Repeat the records below exactly, leaving out any pictures.

──────── DATA

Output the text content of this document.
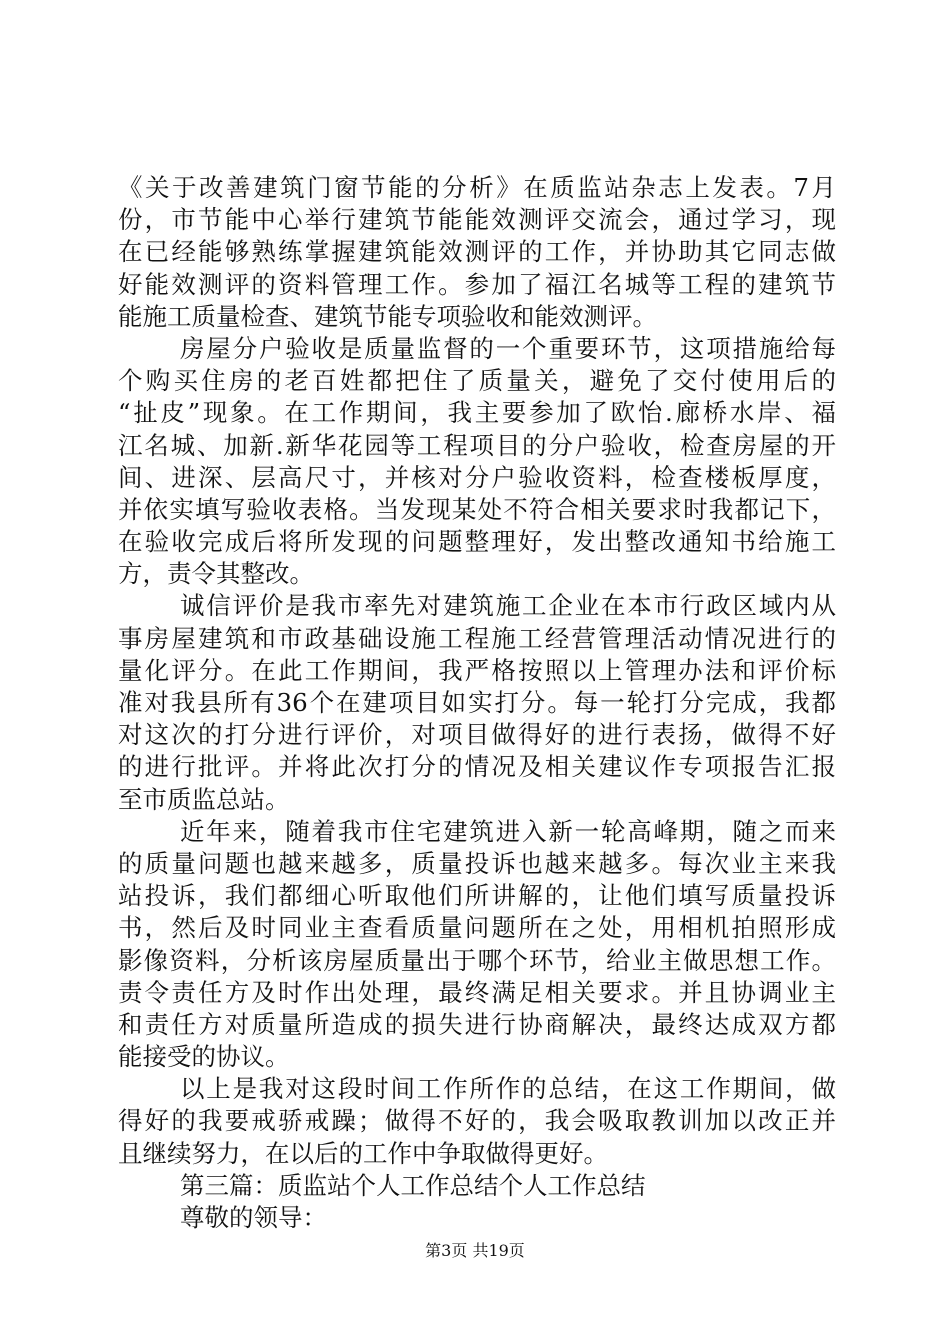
《关于改善建筑门窗节能的分析》在质监站杂志上发表。7月
份，市节能中心举行建筑节能能效测评交流会，通过学习，现
在已经能够熟练掌握建筑能效测评的工作，并协助其它同志做
好能效测评的资料管理工作。参加了福江名城等工程的建筑节
能施工质量检查、建筑节能专项验收和能效测评。
房屋分户验收是质量监督的一个重要环节，这项措施给每
个购买住房的老百姓都把住了质量关，避免了交付使用后的
“扯皮”现象。在工作期间，我主要参加了欧怡.廊桥水岸、福
江名城、加新.新华花园等工程项目的分户验收，检查房屋的开
间、进深、层高尺寸，并核对分户验收资料，检查楼板厚度，
并依实填写验收表格。当发现某处不符合相关要求时我都记下，
在验收完成后将所发现的问题整理好，发出整改通知书给施工
方，责令其整改。
诚信评价是我市率先对建筑施工企业在本市行政区域内从
事房屋建筑和市政基础设施工程施工经营管理活动情况进行的
量化评分。在此工作期间，我严格按照以上管理办法和评价标
准对我县所有36个在建项目如实打分。每一轮打分完成，我都
对这次的打分进行评价，对项目做得好的进行表扬，做得不好
的进行批评。并将此次打分的情况及相关建议作专项报告汇报
至市质监总站。
近年来，随着我市住宅建筑进入新一轮高峰期，随之而来
的质量问题也越来越多，质量投诉也越来越多。每次业主来我
站投诉，我们都细心听取他们所讲解的，让他们填写质量投诉
书，然后及时同业主查看质量问题所在之处，用相机拍照形成
影像资料，分析该房屋质量出于哪个环节，给业主做思想工作。
责令责任方及时作出处理，最终满足相关要求。并且协调业主
和责任方对质量所造成的损失进行协商解决，最终达成双方都
能接受的协议。
以上是我对这段时间工作所作的总结，在这工作期间，做
得好的我要戒骄戒躁；做得不好的，我会吸取教训加以改正并
且继续努力，在以后的工作中争取做得更好。
第三篇：质监站个人工作总结个人工作总结
尊敬的领导：
第3页 共19页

────────────────

== EXPECTED ANSWER ==
Output the text content of this document.
《关于改善建筑门窗节能的分析》在质监站杂志上发表。7月
份，市节能中心举行建筑节能能效测评交流会，通过学习，现
在已经能够熟练掌握建筑能效测评的工作，并协助其它同志做
好能效测评的资料管理工作。参加了福江名城等工程的建筑节
能施工质量检查、建筑节能专项验收和能效测评。
房屋分户验收是质量监督的一个重要环节，这项措施给每
个购买住房的老百姓都把住了质量关，避免了交付使用后的
“扯皮”现象。在工作期间，我主要参加了欧怡.廊桥水岸、福
江名城、加新.新华花园等工程项目的分户验收，检查房屋的开
间、进深、层高尺寸，并核对分户验收资料，检查楼板厚度，
并依实填写验收表格。当发现某处不符合相关要求时我都记下，
在验收完成后将所发现的问题整理好，发出整改通知书给施工
方，责令其整改。
诚信评价是我市率先对建筑施工企业在本市行政区域内从
事房屋建筑和市政基础设施工程施工经营管理活动情况进行的
量化评分。在此工作期间，我严格按照以上管理办法和评价标
准对我县所有36个在建项目如实打分。每一轮打分完成，我都
对这次的打分进行评价，对项目做得好的进行表扬，做得不好
的进行批评。并将此次打分的情况及相关建议作专项报告汇报
至市质监总站。
近年来，随着我市住宅建筑进入新一轮高峰期，随之而来
的质量问题也越来越多，质量投诉也越来越多。每次业主来我
站投诉，我们都细心听取他们所讲解的，让他们填写质量投诉
书，然后及时同业主查看质量问题所在之处，用相机拍照形成
影像资料，分析该房屋质量出于哪个环节，给业主做思想工作。
责令责任方及时作出处理，最终满足相关要求。并且协调业主
和责任方对质量所造成的损失进行协商解决，最终达成双方都
能接受的协议。
以上是我对这段时间工作所作的总结，在这工作期间，做
得好的我要戒骄戒躁；做得不好的，我会吸取教训加以改正并
且继续努力，在以后的工作中争取做得更好。
第三篇：质监站个人工作总结个人工作总结
尊敬的领导：
第3页 共19页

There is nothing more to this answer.